RECORD EXCERPTS:
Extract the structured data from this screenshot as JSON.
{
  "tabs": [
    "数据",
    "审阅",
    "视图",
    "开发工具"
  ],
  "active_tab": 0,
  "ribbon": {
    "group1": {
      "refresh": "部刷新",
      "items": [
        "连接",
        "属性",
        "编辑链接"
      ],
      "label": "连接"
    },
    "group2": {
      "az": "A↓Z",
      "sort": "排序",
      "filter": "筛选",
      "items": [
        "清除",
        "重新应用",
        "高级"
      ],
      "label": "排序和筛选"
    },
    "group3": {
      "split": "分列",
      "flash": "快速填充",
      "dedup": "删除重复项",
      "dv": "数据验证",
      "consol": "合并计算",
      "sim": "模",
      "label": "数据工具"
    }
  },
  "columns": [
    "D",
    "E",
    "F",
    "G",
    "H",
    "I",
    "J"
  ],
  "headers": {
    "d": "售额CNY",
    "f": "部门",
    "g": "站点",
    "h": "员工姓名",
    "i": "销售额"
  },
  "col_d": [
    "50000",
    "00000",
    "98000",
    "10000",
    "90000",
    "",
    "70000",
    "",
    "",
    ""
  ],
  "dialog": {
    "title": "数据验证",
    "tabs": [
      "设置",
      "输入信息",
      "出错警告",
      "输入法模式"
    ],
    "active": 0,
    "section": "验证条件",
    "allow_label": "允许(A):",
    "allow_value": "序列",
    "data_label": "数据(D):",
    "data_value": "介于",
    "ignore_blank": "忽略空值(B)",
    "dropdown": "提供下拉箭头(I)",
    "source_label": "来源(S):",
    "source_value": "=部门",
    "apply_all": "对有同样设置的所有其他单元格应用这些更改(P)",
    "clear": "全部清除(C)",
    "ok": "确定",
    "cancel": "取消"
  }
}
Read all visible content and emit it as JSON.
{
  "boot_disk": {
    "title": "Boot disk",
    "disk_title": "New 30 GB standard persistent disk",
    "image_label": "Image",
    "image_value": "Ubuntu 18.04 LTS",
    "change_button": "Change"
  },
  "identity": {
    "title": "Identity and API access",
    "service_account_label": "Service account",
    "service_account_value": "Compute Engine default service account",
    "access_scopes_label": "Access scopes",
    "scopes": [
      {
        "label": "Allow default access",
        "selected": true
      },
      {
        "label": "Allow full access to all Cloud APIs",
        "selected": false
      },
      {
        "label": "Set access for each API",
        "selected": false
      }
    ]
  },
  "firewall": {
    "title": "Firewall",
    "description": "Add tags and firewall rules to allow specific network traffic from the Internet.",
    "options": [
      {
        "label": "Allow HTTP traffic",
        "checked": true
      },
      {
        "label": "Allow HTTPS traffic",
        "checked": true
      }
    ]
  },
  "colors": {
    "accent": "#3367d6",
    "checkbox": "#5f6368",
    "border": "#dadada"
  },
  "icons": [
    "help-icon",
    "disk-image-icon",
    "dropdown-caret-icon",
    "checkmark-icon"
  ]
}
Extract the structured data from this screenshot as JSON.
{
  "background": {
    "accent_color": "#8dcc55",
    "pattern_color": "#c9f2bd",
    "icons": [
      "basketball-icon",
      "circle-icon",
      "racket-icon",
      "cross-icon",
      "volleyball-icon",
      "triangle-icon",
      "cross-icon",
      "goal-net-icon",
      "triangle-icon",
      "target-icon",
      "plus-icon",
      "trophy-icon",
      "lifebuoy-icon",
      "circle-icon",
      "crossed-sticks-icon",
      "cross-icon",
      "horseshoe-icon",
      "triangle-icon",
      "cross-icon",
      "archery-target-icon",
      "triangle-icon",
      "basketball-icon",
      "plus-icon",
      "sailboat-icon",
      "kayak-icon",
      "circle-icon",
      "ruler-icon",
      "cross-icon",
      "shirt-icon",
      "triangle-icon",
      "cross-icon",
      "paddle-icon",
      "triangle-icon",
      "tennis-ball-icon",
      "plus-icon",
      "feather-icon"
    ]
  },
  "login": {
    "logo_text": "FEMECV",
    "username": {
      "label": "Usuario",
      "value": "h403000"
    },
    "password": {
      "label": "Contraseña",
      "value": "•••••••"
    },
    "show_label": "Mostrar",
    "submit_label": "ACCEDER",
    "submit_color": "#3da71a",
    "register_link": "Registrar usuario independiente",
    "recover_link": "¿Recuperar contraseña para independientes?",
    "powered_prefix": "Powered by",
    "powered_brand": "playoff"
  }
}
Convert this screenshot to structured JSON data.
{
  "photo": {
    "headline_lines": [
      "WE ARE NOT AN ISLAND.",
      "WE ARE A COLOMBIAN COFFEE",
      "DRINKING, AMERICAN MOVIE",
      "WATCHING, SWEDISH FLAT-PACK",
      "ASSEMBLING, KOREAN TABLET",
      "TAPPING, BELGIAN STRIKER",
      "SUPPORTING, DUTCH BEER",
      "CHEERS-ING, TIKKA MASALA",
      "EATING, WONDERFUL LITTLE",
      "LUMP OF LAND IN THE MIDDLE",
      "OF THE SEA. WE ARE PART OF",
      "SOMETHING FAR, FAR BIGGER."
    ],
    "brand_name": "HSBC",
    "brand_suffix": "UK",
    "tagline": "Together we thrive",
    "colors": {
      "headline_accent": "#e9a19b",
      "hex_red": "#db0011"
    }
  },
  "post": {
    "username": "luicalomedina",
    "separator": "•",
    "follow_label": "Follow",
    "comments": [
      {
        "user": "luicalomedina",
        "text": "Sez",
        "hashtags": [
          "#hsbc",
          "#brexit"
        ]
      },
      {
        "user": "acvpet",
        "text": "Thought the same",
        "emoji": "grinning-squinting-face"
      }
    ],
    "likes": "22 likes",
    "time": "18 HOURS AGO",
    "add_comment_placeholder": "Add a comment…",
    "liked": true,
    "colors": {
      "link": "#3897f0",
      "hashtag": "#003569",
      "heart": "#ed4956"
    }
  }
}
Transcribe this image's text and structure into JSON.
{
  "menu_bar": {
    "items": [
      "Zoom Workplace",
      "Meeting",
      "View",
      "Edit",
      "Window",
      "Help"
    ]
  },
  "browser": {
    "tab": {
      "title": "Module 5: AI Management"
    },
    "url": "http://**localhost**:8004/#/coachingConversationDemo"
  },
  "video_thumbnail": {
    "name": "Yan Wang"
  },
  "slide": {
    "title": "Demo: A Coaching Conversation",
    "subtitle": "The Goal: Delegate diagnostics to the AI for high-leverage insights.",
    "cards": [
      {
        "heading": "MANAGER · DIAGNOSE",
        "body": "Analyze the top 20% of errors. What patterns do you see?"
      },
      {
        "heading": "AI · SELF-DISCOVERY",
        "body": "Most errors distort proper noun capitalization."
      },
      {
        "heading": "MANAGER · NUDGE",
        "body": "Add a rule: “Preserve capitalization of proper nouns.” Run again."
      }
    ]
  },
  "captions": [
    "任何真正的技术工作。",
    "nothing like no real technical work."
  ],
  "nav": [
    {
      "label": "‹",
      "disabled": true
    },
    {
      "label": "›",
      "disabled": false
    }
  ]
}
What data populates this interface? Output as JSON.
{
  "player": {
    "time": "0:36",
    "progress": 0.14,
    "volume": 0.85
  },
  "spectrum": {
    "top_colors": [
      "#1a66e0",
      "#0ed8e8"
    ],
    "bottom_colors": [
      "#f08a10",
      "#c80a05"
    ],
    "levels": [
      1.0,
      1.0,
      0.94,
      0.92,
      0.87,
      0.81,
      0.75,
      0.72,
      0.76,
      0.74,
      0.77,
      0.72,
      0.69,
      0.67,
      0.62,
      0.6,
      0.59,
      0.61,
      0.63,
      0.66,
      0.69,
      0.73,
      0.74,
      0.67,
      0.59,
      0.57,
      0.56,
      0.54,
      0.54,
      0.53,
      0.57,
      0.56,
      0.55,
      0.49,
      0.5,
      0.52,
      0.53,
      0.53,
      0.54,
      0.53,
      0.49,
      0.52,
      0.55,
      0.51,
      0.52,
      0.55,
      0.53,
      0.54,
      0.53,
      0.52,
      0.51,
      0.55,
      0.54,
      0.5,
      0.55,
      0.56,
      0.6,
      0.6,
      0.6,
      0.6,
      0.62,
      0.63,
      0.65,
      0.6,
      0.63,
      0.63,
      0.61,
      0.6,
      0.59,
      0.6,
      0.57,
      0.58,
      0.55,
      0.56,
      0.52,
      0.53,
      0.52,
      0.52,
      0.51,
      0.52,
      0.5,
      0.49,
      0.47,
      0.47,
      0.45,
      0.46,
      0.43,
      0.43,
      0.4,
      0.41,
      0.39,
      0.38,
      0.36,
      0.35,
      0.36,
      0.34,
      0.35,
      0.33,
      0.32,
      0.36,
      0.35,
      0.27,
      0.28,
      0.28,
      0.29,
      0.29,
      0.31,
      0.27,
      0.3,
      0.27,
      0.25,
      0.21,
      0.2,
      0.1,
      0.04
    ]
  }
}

STATED GOAL:
From the entries above, list each line with "body" in it.

EXERCISE RESULT:
        "body": "Analyze the top 20% of errors. What patterns do you see?"
        "body": "Most errors distort proper noun capitalization."
        "body": "Add a rule: “Preserve capitalization of proper nouns.” Run again."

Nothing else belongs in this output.